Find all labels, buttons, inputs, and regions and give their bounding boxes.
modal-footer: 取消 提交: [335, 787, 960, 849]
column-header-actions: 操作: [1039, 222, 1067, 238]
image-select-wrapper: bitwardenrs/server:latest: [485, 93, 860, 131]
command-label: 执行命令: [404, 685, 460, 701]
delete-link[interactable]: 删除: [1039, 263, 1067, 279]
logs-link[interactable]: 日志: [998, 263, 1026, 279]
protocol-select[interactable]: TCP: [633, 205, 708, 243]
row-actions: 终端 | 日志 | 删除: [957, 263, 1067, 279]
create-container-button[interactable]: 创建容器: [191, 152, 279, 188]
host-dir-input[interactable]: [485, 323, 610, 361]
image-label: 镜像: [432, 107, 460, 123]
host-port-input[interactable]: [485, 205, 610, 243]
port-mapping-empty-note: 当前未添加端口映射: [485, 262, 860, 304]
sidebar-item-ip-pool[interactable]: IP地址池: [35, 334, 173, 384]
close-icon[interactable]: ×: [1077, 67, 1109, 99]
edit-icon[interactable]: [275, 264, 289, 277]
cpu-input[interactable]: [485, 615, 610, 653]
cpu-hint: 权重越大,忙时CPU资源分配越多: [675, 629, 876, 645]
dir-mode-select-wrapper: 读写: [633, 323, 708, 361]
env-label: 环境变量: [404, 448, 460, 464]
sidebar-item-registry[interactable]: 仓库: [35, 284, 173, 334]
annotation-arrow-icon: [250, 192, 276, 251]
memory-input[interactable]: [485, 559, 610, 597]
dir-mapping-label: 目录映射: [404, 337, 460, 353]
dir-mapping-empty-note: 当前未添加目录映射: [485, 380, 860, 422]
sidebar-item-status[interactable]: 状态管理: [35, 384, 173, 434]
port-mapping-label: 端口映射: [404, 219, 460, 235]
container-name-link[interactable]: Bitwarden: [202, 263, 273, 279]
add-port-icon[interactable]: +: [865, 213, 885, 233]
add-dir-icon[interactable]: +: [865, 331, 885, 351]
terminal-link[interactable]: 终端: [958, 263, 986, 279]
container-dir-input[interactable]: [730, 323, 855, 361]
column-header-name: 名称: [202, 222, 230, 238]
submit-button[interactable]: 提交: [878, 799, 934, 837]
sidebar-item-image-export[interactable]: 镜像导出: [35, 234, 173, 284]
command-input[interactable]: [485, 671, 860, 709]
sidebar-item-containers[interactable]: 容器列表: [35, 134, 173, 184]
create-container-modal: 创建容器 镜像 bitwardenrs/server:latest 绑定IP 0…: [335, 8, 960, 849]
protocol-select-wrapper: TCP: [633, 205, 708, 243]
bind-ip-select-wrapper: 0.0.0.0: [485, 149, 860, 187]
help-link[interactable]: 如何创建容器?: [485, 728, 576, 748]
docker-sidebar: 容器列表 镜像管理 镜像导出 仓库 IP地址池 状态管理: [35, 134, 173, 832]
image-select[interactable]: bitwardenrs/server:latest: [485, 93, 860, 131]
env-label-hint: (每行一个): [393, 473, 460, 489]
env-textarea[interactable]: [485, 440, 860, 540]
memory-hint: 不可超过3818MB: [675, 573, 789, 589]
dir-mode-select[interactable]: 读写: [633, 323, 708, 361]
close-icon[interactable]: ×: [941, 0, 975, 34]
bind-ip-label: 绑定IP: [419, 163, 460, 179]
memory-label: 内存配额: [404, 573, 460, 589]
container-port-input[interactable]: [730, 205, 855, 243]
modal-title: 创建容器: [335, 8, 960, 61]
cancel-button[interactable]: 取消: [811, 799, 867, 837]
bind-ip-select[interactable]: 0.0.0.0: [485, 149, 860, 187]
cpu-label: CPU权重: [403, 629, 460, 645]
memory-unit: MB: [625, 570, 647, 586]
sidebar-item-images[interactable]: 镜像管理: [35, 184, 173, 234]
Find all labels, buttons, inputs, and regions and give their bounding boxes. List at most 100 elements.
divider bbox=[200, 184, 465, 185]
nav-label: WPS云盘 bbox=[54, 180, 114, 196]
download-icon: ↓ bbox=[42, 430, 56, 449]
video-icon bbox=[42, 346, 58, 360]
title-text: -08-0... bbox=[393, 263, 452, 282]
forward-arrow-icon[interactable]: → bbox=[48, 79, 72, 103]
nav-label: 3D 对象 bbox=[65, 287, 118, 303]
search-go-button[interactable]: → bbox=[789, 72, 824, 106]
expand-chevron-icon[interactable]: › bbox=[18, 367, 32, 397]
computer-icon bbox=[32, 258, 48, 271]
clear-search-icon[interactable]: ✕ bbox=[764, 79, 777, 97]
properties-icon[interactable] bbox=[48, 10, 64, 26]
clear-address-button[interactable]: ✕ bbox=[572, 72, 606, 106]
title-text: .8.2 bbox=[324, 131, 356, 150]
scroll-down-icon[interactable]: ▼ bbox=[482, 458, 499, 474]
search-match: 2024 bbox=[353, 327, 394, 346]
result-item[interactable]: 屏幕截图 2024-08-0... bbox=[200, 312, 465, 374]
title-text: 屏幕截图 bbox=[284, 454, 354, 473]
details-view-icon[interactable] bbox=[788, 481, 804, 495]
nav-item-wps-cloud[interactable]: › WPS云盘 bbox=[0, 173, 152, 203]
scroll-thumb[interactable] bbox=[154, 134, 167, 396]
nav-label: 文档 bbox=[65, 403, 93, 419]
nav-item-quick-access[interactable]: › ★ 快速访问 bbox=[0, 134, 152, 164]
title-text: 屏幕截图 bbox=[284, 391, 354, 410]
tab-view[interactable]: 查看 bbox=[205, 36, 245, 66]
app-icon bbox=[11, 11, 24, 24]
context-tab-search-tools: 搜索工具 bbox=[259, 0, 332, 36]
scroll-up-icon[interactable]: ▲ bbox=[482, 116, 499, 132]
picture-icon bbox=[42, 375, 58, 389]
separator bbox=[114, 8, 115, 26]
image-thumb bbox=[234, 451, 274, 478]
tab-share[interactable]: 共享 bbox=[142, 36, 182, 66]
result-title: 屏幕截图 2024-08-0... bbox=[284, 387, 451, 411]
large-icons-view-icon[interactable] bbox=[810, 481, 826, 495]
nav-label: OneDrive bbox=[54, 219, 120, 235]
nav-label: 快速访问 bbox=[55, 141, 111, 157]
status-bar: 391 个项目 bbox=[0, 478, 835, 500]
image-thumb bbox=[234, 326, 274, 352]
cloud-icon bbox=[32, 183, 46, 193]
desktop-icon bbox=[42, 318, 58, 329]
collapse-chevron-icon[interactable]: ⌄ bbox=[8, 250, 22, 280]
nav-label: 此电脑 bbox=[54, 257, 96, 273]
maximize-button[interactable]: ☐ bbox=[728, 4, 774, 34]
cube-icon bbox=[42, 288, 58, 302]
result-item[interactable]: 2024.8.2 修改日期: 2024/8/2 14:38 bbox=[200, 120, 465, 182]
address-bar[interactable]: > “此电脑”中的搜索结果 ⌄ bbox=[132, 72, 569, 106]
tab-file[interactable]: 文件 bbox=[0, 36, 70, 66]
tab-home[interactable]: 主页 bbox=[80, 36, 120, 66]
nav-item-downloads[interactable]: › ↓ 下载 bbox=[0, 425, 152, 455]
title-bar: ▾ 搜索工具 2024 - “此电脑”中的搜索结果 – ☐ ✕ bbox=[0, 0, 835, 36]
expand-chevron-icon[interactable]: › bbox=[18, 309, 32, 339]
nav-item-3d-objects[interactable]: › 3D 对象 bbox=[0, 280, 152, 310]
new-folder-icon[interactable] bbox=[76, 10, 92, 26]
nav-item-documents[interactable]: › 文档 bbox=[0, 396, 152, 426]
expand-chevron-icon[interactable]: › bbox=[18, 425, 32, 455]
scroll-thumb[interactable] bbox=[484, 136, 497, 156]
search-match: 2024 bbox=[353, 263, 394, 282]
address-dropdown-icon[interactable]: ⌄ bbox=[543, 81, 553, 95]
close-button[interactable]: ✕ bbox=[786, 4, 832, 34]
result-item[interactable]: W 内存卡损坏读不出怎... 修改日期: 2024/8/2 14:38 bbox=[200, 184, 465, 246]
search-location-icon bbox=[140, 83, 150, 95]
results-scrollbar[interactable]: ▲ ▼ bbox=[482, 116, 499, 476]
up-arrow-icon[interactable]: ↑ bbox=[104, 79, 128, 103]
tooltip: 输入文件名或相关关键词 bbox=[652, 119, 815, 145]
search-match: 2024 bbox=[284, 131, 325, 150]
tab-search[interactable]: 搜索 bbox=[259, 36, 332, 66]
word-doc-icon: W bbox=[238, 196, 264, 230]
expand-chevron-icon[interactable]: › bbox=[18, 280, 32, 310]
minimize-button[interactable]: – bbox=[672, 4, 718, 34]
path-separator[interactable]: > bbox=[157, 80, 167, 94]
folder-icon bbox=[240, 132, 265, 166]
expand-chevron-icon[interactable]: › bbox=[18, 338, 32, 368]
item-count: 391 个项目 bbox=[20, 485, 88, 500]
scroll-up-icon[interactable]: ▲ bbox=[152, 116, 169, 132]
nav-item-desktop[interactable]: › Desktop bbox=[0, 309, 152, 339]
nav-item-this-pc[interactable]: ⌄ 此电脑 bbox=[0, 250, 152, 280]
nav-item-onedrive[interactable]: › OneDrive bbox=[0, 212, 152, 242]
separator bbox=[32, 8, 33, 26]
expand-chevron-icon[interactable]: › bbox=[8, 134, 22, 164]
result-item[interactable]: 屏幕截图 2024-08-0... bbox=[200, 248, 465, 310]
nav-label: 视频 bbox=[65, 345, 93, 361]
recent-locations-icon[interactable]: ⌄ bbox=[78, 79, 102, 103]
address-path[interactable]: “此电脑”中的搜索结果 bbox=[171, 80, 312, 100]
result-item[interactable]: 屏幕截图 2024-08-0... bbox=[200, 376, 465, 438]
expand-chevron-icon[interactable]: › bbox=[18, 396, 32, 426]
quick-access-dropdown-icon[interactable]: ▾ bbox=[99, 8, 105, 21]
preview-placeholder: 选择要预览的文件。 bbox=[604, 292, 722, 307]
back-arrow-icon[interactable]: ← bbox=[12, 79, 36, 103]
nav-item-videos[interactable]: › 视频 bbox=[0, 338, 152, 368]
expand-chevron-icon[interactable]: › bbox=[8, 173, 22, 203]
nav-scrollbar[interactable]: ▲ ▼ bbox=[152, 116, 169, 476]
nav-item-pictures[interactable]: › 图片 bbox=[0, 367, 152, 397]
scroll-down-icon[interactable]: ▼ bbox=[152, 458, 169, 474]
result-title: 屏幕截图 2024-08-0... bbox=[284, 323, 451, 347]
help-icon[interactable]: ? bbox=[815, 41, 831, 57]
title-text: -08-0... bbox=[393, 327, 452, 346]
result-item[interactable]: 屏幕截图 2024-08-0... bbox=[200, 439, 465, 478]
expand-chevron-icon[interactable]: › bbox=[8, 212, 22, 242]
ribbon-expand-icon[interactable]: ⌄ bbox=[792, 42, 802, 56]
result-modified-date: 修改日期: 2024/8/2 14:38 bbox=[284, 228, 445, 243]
++++++++++++++++++++
What to produce = Render the rows from the first one up to and including the one containing "263, 273, 279]" as a JSON list of strings, one string per row and no strings for blank lines.

Complete output =
[
  "Find all labels, buttons, inputs, and regions and give their bounding boxes.",
  "modal-footer: 取消 提交: [335, 787, 960, 849]",
  "column-header-actions: 操作: [1039, 222, 1067, 238]",
  "image-select-wrapper: bitwardenrs/server:latest: [485, 93, 860, 131]",
  "command-label: 执行命令: [404, 685, 460, 701]",
  "delete-link[interactable]: 删除: [1039, 263, 1067, 279]",
  "logs-link[interactable]: 日志: [998, 263, 1026, 279]",
  "protocol-select[interactable]: TCP: [633, 205, 708, 243]",
  "row-actions: 终端 | 日志 | 删除: [957, 263, 1067, 279]",
  "create-container-button[interactable]: 创建容器: [191, 152, 279, 188]",
  "host-dir-input[interactable]: [485, 323, 610, 361]",
  "image-label: 镜像: [432, 107, 460, 123]",
  "host-port-input[interactable]: [485, 205, 610, 243]",
  "port-mapping-empty-note: 当前未添加端口映射: [485, 262, 860, 304]",
  "sidebar-item-ip-pool[interactable]: IP地址池: [35, 334, 173, 384]",
  "close-icon[interactable]: ×: [1077, 67, 1109, 99]",
  "edit-icon[interactable]: [275, 264, 289, 277]",
  "cpu-input[interactable]: [485, 615, 610, 653]",
  "cpu-hint: 权重越大,忙时CPU资源分配越多: [675, 629, 876, 645]",
  "dir-mode-select-wrapper: 读写: [633, 323, 708, 361]",
  "env-label: 环境变量: [404, 448, 460, 464]",
  "sidebar-item-registry[interactable]: 仓库: [35, 284, 173, 334]",
  "annotation-arrow-icon: [250, 192, 276, 251]",
  "memory-input[interactable]: [485, 559, 610, 597]",
  "dir-mapping-label: 目录映射: [404, 337, 460, 353]",
  "dir-mapping-empty-note: 当前未添加目录映射: [485, 380, 860, 422]",
  "sidebar-item-status[interactable]: 状态管理: [35, 384, 173, 434]",
  "port-mapping-label: 端口映射: [404, 219, 460, 235]",
  "container-name-link[interactable]: Bitwarden: [202, 263, 273, 279]"
]